■ **Challenge**
Copy the material word for word, from its first line through the line with "github-link[interactable] [428,1262,480,1314]", including both.
== Supplied data
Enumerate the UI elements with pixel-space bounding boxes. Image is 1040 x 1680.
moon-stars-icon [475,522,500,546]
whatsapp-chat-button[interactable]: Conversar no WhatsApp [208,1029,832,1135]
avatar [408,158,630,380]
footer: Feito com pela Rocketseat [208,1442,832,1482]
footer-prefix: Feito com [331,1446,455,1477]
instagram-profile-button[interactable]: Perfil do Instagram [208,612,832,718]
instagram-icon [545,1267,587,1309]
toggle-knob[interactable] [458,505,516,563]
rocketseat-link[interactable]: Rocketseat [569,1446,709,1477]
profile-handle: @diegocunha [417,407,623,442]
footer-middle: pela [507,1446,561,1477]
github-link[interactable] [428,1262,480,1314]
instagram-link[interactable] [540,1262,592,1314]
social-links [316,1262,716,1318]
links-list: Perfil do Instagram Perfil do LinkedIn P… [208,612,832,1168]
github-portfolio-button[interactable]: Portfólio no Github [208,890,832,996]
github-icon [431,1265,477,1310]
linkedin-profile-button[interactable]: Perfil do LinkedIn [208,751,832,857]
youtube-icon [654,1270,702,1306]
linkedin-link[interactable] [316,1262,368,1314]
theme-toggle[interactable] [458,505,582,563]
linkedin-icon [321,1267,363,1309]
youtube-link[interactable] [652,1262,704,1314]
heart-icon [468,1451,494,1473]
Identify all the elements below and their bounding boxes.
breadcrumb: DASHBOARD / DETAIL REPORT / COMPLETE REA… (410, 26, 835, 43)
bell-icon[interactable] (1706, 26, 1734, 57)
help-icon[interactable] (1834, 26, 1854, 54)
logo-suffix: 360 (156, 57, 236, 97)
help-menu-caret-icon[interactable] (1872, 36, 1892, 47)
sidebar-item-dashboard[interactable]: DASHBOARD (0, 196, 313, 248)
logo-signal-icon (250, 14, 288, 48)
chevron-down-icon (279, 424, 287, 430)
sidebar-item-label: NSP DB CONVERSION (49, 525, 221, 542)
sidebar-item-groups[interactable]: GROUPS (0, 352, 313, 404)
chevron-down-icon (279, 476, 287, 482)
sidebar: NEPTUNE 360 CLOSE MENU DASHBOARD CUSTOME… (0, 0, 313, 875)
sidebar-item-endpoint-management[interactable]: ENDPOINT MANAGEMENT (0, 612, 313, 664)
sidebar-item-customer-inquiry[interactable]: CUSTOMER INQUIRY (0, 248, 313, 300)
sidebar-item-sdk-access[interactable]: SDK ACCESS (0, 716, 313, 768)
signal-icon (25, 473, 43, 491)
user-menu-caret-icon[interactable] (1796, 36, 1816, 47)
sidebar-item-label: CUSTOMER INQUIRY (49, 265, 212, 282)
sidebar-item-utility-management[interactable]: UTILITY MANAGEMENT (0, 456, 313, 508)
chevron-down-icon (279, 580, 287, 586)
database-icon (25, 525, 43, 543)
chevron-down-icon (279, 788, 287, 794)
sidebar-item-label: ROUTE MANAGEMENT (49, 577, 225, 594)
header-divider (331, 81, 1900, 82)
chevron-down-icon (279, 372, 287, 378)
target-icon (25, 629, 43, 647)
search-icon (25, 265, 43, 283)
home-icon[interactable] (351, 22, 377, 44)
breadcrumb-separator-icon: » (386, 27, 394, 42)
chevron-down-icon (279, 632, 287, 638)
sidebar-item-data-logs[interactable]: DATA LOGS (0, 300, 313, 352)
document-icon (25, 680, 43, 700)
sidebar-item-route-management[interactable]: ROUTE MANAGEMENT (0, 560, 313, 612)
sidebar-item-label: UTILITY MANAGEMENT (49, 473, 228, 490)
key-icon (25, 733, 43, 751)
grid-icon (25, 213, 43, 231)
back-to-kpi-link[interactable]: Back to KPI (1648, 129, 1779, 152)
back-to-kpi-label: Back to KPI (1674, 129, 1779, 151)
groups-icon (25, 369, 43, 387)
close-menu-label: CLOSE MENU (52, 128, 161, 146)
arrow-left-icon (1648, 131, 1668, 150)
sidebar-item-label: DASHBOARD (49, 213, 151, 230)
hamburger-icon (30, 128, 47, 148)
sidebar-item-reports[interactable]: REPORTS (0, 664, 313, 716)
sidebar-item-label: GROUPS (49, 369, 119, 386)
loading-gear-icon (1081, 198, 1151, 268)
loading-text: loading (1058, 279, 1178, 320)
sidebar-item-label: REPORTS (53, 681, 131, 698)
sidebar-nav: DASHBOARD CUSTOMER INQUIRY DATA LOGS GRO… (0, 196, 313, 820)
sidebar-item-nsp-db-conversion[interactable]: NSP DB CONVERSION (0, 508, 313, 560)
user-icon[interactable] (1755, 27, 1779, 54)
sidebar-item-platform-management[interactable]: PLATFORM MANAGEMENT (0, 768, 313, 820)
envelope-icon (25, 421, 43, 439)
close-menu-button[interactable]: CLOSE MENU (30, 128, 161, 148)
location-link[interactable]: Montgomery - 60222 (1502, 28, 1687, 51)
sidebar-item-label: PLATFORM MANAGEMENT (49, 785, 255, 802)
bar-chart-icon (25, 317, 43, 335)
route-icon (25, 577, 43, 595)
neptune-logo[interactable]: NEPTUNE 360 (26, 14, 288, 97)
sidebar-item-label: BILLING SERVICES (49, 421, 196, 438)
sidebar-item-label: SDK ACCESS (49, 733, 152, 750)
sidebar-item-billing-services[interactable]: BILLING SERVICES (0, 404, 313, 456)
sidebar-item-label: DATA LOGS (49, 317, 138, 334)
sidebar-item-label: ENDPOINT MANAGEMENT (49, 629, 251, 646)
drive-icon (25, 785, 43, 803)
====
■ **Solution for this task**
Enumerate the UI elements with pixel-space bounding boxes. Image is 1040 x 1680.
moon-stars-icon [475,522,500,546]
whatsapp-chat-button[interactable]: Conversar no WhatsApp [208,1029,832,1135]
avatar [408,158,630,380]
footer: Feito com pela Rocketseat [208,1442,832,1482]
footer-prefix: Feito com [331,1446,455,1477]
instagram-profile-button[interactable]: Perfil do Instagram [208,612,832,718]
instagram-icon [545,1267,587,1309]
toggle-knob[interactable] [458,505,516,563]
rocketseat-link[interactable]: Rocketseat [569,1446,709,1477]
profile-handle: @diegocunha [417,407,623,442]
footer-middle: pela [507,1446,561,1477]
github-link[interactable] [428,1262,480,1314]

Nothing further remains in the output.